# Work to do:
Provide the number of lines containing the word "Dirección", and nothing else.

== == ==

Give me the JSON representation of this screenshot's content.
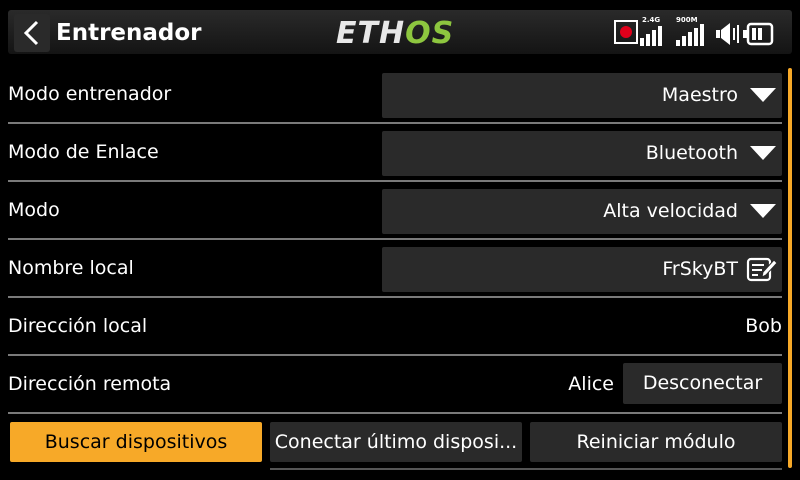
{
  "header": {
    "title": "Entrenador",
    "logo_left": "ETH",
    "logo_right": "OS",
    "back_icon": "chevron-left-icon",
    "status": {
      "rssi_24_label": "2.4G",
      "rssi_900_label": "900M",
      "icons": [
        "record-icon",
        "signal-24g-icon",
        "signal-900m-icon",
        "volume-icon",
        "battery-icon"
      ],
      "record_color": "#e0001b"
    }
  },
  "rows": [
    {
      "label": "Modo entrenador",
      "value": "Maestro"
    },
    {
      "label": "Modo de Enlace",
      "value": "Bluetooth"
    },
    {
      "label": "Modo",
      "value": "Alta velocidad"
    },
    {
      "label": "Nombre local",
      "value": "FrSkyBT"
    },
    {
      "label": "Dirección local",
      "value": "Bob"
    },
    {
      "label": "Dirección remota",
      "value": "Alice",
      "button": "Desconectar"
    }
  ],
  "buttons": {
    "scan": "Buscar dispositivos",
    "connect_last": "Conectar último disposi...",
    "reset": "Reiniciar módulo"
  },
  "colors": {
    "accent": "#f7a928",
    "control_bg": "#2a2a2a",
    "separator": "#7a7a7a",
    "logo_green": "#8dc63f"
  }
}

== == ==

# Output for this exercise:
2